§ **Trecho do texto**
☆ ☆ ☆ ☆ ☆ ☆ ☆
Arte e vida estão intimamente relacionadas às experiências que vivi durante a infância e a adolescência nesse rincão verde da Amazônia Sul Ocidental.

Aprendi no cotidiano familiar a conviver e a dialogar com a imaginação criadora de Rodolfo Bader Filho que com suas telas e pincéis dava forma aos entes míticos da floresta que expressam o mundo interior dos seringueiros.

Esses trabalhadores da floresta que mergulhados na imensidão das matas criam e recriam imagens que corporificam suas crenças, tradições, modos de vida… na envolvente dinâmica do ser humano com a natureza, tendo como perspectiva descobrir, nominar e dominar as forças vivas do mundo natural em que estavam inseridos, impelidos pela histórica necessidade humana de explicar a própria existência e os universos circundantes, construindo a partir dessa prática cultural a concepção mítica do cosmo amazônico povoado de seres imaginários que significam e re-significam, nos âmbitos da memória e da oralidade, a dialética da vida, os ecossistemas.
☆ ☆ ☆ ☆ ☆ ☆ ☆
§ **Linhas fornecidas**
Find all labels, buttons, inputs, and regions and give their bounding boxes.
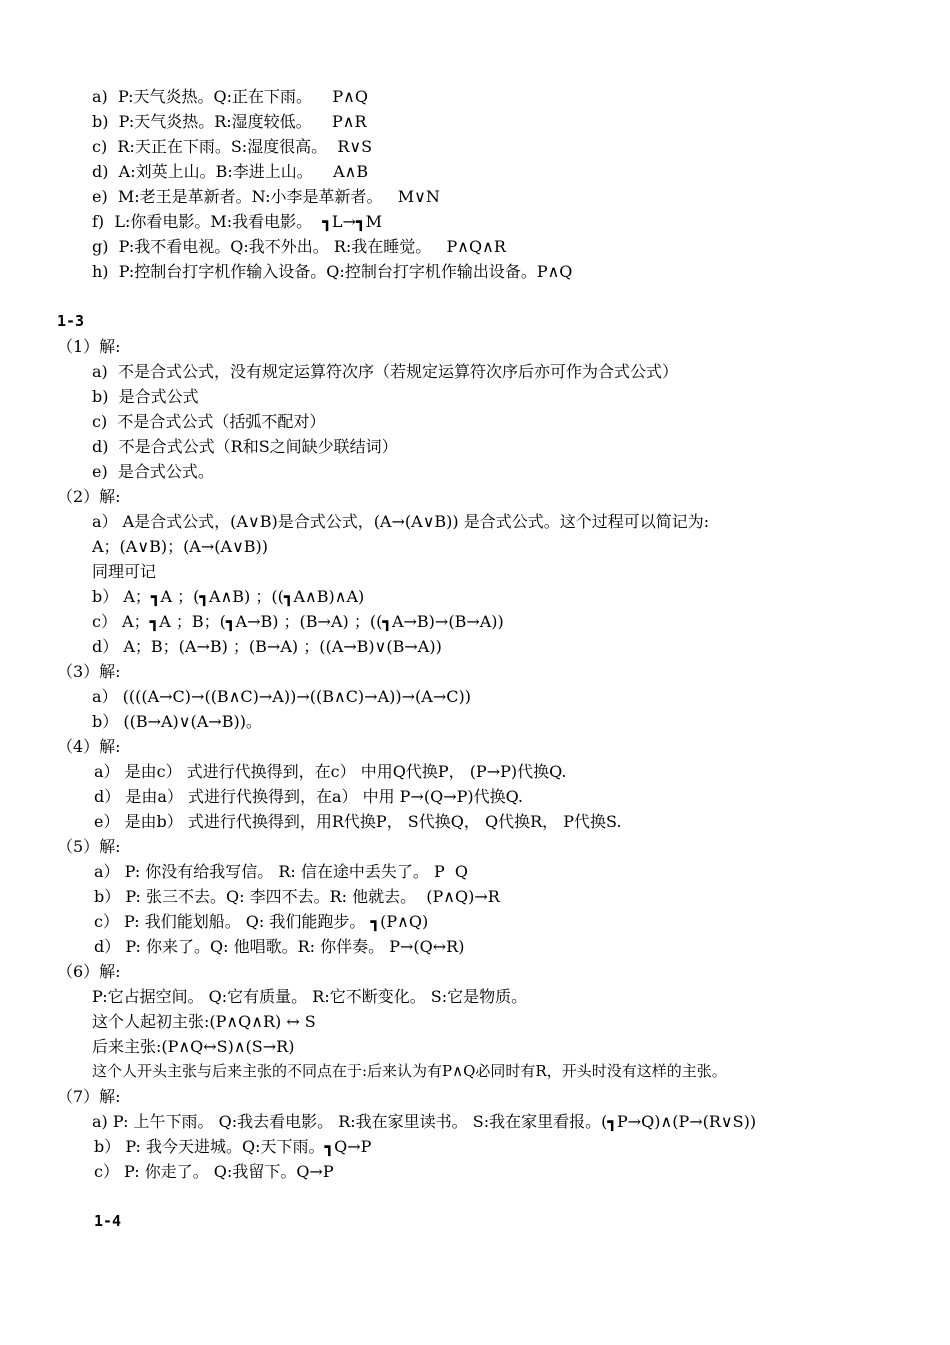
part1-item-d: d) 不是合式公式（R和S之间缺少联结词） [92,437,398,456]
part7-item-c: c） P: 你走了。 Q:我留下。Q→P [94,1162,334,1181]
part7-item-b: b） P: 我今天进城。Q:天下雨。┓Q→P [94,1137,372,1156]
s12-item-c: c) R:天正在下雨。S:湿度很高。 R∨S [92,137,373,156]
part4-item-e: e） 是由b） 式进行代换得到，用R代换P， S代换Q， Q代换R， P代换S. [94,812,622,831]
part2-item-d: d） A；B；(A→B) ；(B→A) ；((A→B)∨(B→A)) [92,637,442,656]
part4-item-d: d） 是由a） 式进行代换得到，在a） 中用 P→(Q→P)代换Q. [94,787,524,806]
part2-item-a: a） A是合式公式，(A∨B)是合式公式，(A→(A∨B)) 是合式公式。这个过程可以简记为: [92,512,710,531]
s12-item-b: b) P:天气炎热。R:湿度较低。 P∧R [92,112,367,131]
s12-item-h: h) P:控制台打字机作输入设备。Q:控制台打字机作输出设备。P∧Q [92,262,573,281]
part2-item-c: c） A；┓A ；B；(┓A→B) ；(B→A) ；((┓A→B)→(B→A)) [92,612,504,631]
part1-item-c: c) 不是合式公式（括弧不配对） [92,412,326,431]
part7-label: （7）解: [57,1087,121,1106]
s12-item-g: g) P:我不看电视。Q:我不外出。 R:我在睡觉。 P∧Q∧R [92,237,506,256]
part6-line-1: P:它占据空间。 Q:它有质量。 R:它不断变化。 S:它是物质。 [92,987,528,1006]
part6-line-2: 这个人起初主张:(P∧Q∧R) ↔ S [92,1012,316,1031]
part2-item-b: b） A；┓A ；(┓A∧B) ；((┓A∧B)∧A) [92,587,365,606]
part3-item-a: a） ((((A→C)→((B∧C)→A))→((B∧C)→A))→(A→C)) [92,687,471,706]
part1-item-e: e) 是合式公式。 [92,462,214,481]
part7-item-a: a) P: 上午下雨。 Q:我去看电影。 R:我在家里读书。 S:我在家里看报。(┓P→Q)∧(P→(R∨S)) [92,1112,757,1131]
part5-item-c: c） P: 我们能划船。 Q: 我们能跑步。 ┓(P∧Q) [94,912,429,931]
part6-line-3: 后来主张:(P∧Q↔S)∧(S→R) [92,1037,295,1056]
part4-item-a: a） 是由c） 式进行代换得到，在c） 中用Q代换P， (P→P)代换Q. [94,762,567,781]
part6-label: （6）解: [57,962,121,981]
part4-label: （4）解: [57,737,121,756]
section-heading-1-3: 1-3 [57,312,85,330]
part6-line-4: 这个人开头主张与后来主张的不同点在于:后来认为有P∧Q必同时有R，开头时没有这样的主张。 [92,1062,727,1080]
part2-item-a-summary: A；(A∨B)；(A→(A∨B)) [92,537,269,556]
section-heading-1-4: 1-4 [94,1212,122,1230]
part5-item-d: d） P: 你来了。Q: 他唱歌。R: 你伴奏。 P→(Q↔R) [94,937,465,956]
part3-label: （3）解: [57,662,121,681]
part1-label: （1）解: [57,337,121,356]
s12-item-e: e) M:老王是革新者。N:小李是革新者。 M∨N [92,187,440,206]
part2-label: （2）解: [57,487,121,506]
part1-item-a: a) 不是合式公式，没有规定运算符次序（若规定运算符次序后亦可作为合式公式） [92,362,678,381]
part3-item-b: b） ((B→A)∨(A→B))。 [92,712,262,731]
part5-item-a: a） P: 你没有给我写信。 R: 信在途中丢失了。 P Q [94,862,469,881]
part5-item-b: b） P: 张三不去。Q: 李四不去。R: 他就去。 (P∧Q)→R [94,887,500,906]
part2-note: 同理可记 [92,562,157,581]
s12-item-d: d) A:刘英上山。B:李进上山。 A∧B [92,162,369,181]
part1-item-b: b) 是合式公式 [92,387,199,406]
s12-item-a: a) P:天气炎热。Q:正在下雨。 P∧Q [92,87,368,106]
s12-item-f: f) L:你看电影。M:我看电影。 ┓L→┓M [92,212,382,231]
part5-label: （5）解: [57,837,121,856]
☆ ☆ ☆ ☆ ☆ ☆ ☆
§ **Exercícios propostos**
1 – No trecho sobre arte e vida na Amazônia, a que Rodolfo Bader Filho dava forma com suas telas e pincéis?
2 – Prossiga com o trecho sobre arte e vida na Amazônia, começando logo após a última frase apresentada.

§ **Exercícios resolvidos**
1 – Aos entes míticos da floresta que expressam o mundo interior dos seringueiros.

2 –
E, nesse sentido, a “escuta do outro” na vivência do seringal possibilitou que os relatos das histórias dessas entidades fossem processados pela consciência possibilitando que da sensibilidade e criatividade do artista Rodolfo Bader, esses entes emergissem com seus formatos, ritmos e sentidos na paisagem amazônica.

Na contemporaneidade quando se discute a questão da sobrevivência do planeta terra e das múltiplas formas de vida nele existente, contemplar a obra de Rodolfo Bader Filho nos faz repensar a relação sociedade e natureza e o quanto nós humanos no afã de extrair o máximo dos recursos naturais utilizamos práticas predadoras que, se de um lado se mostraram lucrativas, do outro assinalam que no curso do tempo a humanidade foi perdendo a compreensão de que é parte integrante de uma longuíssima evolução natural. Urge desinstrumentalizar a razão

Na condição de produto e sujeito da história da natureza conseguimos sobreviver às mutações que compreendem milhões de anos graças à infinita capacidade inventiva do ser humano. Por sua vez, as produções dos bens culturais resultam dos avanços nos campos das ciências e das tecnolo-gias e assinalam diferentes perspectivas de apreender e representar as realidades materiais e simbólicas.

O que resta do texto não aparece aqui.